[Dataset items]
[start]
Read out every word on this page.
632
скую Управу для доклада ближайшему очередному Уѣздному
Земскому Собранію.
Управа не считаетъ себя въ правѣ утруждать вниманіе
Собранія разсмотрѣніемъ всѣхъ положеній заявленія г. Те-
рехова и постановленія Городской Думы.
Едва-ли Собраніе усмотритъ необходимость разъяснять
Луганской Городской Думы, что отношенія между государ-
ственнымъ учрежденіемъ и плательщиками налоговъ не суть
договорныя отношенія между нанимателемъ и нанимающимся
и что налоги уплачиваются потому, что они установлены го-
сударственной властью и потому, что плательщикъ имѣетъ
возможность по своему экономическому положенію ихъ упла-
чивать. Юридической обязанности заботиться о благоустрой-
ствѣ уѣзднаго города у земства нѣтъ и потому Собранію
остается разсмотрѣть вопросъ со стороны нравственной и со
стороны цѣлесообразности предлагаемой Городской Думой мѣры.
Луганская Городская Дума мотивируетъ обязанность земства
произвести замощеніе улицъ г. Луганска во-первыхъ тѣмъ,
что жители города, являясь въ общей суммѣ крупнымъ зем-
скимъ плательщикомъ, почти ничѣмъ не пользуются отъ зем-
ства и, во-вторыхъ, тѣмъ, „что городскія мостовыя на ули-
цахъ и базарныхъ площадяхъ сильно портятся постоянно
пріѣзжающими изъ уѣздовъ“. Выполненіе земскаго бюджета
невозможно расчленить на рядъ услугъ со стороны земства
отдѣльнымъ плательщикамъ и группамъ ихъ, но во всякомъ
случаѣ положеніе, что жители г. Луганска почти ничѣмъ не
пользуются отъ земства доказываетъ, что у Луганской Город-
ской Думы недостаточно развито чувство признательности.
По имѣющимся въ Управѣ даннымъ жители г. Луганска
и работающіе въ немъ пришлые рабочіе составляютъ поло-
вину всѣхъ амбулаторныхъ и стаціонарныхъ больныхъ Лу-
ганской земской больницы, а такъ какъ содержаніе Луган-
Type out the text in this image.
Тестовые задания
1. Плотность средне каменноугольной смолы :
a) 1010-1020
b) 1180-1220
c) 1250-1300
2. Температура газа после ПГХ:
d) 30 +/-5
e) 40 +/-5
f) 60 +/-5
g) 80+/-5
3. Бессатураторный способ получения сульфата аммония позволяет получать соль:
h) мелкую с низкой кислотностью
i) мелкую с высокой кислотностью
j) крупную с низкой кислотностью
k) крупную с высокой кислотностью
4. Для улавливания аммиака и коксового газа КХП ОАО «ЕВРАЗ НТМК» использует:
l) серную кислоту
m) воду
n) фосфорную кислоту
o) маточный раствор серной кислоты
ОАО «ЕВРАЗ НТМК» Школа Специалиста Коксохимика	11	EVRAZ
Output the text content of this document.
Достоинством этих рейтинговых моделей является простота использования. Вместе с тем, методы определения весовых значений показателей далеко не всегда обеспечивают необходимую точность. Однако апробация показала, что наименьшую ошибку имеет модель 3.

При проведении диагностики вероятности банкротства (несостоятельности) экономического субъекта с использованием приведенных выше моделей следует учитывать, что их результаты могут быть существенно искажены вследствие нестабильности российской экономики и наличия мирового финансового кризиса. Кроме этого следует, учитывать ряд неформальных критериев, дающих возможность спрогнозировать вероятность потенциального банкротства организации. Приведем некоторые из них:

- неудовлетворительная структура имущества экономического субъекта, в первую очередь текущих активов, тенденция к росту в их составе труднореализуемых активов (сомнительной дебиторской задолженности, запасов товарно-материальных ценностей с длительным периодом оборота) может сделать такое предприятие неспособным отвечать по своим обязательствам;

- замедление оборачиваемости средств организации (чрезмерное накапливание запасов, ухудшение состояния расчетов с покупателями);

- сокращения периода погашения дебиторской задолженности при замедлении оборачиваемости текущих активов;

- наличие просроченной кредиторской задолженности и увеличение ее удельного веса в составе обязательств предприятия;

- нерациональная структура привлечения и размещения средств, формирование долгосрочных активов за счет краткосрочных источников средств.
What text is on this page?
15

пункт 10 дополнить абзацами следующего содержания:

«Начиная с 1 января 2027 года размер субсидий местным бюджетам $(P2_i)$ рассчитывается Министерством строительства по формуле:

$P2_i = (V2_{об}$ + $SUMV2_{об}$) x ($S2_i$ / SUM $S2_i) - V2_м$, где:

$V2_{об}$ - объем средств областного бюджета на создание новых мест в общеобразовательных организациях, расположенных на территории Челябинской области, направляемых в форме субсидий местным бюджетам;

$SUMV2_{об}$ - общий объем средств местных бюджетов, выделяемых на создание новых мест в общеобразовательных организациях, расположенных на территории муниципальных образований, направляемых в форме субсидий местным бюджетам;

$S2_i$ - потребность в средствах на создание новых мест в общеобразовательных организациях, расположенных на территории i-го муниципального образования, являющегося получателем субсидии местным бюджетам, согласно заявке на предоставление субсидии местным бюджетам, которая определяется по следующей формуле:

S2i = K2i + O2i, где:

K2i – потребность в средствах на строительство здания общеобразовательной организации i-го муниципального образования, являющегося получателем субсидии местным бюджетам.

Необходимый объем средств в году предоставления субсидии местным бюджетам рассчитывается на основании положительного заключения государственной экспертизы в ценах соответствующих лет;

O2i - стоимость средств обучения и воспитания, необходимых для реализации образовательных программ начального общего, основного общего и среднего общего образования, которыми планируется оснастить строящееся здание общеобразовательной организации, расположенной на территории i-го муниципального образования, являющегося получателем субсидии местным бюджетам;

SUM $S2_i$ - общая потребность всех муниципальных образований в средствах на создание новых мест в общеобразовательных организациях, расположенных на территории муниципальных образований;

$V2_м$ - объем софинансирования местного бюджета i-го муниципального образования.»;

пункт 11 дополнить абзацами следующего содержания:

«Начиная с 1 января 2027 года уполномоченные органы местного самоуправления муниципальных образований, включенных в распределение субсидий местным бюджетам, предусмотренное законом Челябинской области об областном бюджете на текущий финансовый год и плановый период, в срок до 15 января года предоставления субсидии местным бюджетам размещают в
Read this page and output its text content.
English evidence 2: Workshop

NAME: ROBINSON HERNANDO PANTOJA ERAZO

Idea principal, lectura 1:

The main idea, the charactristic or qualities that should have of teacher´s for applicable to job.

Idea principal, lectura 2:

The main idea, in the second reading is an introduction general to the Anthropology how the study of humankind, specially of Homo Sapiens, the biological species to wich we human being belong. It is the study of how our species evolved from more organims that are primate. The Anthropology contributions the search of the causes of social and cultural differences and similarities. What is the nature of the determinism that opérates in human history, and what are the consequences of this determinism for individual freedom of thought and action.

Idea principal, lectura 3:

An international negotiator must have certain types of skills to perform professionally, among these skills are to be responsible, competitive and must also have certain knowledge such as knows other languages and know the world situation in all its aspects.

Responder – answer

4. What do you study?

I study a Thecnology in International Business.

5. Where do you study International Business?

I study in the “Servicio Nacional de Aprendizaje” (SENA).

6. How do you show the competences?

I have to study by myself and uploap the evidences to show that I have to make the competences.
[end]
• Exercise description
Could you quote the material above in full, exactly as it stands?

• Response
Read out every word on this page.
632
скую Управу для доклада ближайшему очередному Уѣздному
Земскому Собранію.
Управа не считаетъ себя въ правѣ утруждать вниманіе
Собранія разсмотрѣніемъ всѣхъ положеній заявленія г. Те-
рехова и постановленія Городской Думы.
Едва-ли Собраніе усмотритъ необходимость разъяснять
Луганской Городской Думы, что отношенія между государ-
ственнымъ учрежденіемъ и плательщиками налоговъ не суть
договорныя отношенія между нанимателемъ и нанимающимся
и что налоги уплачиваются потому, что они установлены го-
сударственной властью и потому, что плательщикъ имѣетъ
возможность по своему экономическому положенію ихъ упла-
чивать. Юридической обязанности заботиться о благоустрой-
ствѣ уѣзднаго города у земства нѣтъ и потому Собранію
остается разсмотрѣть вопросъ со стороны нравственной и со
стороны цѣлесообразности предлагаемой Городской Думой мѣры.
Луганская Городская Дума мотивируетъ обязанность земства
произвести замощеніе улицъ г. Луганска во-первыхъ тѣмъ,
что жители города, являясь въ общей суммѣ крупнымъ зем-
скимъ плательщикомъ, почти ничѣмъ не пользуются отъ зем-
ства и, во-вторыхъ, тѣмъ, „что городскія мостовыя на ули-
цахъ и базарныхъ площадяхъ сильно портятся постоянно
пріѣзжающими изъ уѣздовъ“. Выполненіе земскаго бюджета
невозможно расчленить на рядъ услугъ со стороны земства
отдѣльнымъ плательщикамъ и группамъ ихъ, но во всякомъ
случаѣ положеніе, что жители г. Луганска почти ничѣмъ не
пользуются отъ земства доказываетъ, что у Луганской Город-
ской Думы недостаточно развито чувство признательности.
По имѣющимся въ Управѣ даннымъ жители г. Луганска
и работающіе въ немъ пришлые рабочіе составляютъ поло-
вину всѣхъ амбулаторныхъ и стаціонарныхъ больныхъ Лу-
ганской земской больницы, а такъ какъ содержаніе Луган-
Type out the text in this image.
Тестовые задания
1. Плотность средне каменноугольной смолы :
a) 1010-1020
b) 1180-1220
c) 1250-1300
2. Температура газа после ПГХ:
d) 30 +/-5
e) 40 +/-5
f) 60 +/-5
g) 80+/-5
3. Бессатураторный способ получения сульфата аммония позволяет получать соль:
h) мелкую с низкой кислотностью
i) мелкую с высокой кислотностью
j) крупную с низкой кислотностью
k) крупную с высокой кислотностью
4. Для улавливания аммиака и коксового газа КХП ОАО «ЕВРАЗ НТМК» использует:
l) серную кислоту
m) воду
n) фосфорную кислоту
o) маточный раствор серной кислоты
ОАО «ЕВРАЗ НТМК» Школа Специалиста Коксохимика	11	EVRAZ
Output the text content of this document.
Достоинством этих рейтинговых моделей является простота использования. Вместе с тем, методы определения весовых значений показателей далеко не всегда обеспечивают необходимую точность. Однако апробация показала, что наименьшую ошибку имеет модель 3.

При проведении диагностики вероятности банкротства (несостоятельности) экономического субъекта с использованием приведенных выше моделей следует учитывать, что их результаты могут быть существенно искажены вследствие нестабильности российской экономики и наличия мирового финансового кризиса. Кроме этого следует, учитывать ряд неформальных критериев, дающих возможность спрогнозировать вероятность потенциального банкротства организации. Приведем некоторые из них:

- неудовлетворительная структура имущества экономического субъекта, в первую очередь текущих активов, тенденция к росту в их составе труднореализуемых активов (сомнительной дебиторской задолженности, запасов товарно-материальных ценностей с длительным периодом оборота) может сделать такое предприятие неспособным отвечать по своим обязательствам;

- замедление оборачиваемости средств организации (чрезмерное накапливание запасов, ухудшение состояния расчетов с покупателями);

- сокращения периода погашения дебиторской задолженности при замедлении оборачиваемости текущих активов;

- наличие просроченной кредиторской задолженности и увеличение ее удельного веса в составе обязательств предприятия;

- нерациональная структура привлечения и размещения средств, формирование долгосрочных активов за счет краткосрочных источников средств.
What text is on this page?
15

пункт 10 дополнить абзацами следующего содержания:

«Начиная с 1 января 2027 года размер субсидий местным бюджетам $(P2_i)$ рассчитывается Министерством строительства по формуле:

$P2_i = (V2_{об}$ + $SUMV2_{об}$) x ($S2_i$ / SUM $S2_i) - V2_м$, где:

$V2_{об}$ - объем средств областного бюджета на создание новых мест в общеобразовательных организациях, расположенных на территории Челябинской области, направляемых в форме субсидий местным бюджетам;

$SUMV2_{об}$ - общий объем средств местных бюджетов, выделяемых на создание новых мест в общеобразовательных организациях, расположенных на территории муниципальных образований, направляемых в форме субсидий местным бюджетам;

$S2_i$ - потребность в средствах на создание новых мест в общеобразовательных организациях, расположенных на территории i-го муниципального образования, являющегося получателем субсидии местным бюджетам, согласно заявке на предоставление субсидии местным бюджетам, которая определяется по следующей формуле:

S2i = K2i + O2i, где:

K2i – потребность в средствах на строительство здания общеобразовательной организации i-го муниципального образования, являющегося получателем субсидии местным бюджетам.

Необходимый объем средств в году предоставления субсидии местным бюджетам рассчитывается на основании положительного заключения государственной экспертизы в ценах соответствующих лет;

O2i - стоимость средств обучения и воспитания, необходимых для реализации образовательных программ начального общего, основного общего и среднего общего образования, которыми планируется оснастить строящееся здание общеобразовательной организации, расположенной на территории i-го муниципального образования, являющегося получателем субсидии местным бюджетам;

SUM $S2_i$ - общая потребность всех муниципальных образований в средствах на создание новых мест в общеобразовательных организациях, расположенных на территории муниципальных образований;

$V2_м$ - объем софинансирования местного бюджета i-го муниципального образования.»;

пункт 11 дополнить абзацами следующего содержания:

«Начиная с 1 января 2027 года уполномоченные органы местного самоуправления муниципальных образований, включенных в распределение субсидий местным бюджетам, предусмотренное законом Челябинской области об областном бюджете на текущий финансовый год и плановый период, в срок до 15 января года предоставления субсидии местным бюджетам размещают в
Read this page and output its text content.
English evidence 2: Workshop

NAME: ROBINSON HERNANDO PANTOJA ERAZO

Idea principal, lectura 1:

The main idea, the charactristic or qualities that should have of teacher´s for applicable to job.

Idea principal, lectura 2:

The main idea, in the second reading is an introduction general to the Anthropology how the study of humankind, specially of Homo Sapiens, the biological species to wich we human being belong. It is the study of how our species evolved from more organims that are primate. The Anthropology contributions the search of the causes of social and cultural differences and similarities. What is the nature of the determinism that opérates in human history, and what are the consequences of this determinism for individual freedom of thought and action.

Idea principal, lectura 3:

An international negotiator must have certain types of skills to perform professionally, among these skills are to be responsible, competitive and must also have certain knowledge such as knows other languages and know the world situation in all its aspects.

Responder – answer

4. What do you study?

I study a Thecnology in International Business.

5. Where do you study International Business?

I study in the “Servicio Nacional de Aprendizaje” (SENA).

6. How do you show the competences?

I have to study by myself and uploap the evidences to show that I have to make the competences.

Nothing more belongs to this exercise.